*Directive*
Report each line of the data that includes the word "متروك".

*Recorded information*
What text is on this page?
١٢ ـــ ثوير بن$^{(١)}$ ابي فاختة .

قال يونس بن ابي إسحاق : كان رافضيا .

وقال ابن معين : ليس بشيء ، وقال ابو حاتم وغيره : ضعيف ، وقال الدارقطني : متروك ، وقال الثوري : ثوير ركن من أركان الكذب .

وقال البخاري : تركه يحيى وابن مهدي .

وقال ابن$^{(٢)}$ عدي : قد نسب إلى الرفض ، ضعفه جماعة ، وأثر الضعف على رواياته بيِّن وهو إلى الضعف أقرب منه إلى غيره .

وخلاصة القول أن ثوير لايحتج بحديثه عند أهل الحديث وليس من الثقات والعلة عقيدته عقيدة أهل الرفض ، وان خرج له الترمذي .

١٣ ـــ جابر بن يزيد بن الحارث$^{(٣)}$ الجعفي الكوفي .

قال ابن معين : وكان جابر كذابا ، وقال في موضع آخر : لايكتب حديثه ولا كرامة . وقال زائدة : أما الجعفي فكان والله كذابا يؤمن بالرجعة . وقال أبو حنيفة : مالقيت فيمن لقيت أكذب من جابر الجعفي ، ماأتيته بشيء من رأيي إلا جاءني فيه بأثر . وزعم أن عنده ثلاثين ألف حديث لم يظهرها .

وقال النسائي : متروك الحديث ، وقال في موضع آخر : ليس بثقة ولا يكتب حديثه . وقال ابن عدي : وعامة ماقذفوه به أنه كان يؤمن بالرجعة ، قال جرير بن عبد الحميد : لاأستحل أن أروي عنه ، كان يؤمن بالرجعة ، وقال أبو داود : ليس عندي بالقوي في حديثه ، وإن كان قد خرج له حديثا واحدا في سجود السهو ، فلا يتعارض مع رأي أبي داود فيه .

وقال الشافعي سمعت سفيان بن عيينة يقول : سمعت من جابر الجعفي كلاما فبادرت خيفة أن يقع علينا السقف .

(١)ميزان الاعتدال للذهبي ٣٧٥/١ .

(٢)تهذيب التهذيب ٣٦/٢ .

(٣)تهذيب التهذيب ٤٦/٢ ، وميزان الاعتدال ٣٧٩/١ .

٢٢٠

*Result for this exercise*
وقال ابن معين : ليس بشيء ، وقال ابو حاتم وغيره : ضعيف ، وقال الدارقطني : متروك ، وقال الثوري : ثوير ركن من أركان الكذب .
وقال النسائي : متروك الحديث ، وقال في موضع آخر : ليس بثقة ولا يكتب حديثه . وقال ابن عدي : وعامة ماقذفوه به أنه كان يؤمن بالرجعة ، قال جرير بن عبد الحميد : لاأستحل أن أروي عنه ، كان يؤمن بالرجعة ، وقال أبو داود : ليس عندي بالقوي في حديثه ، وإن كان قد خرج له حديثا واحدا في سجود السهو ، فلا يتعارض مع رأي أبي داود فيه .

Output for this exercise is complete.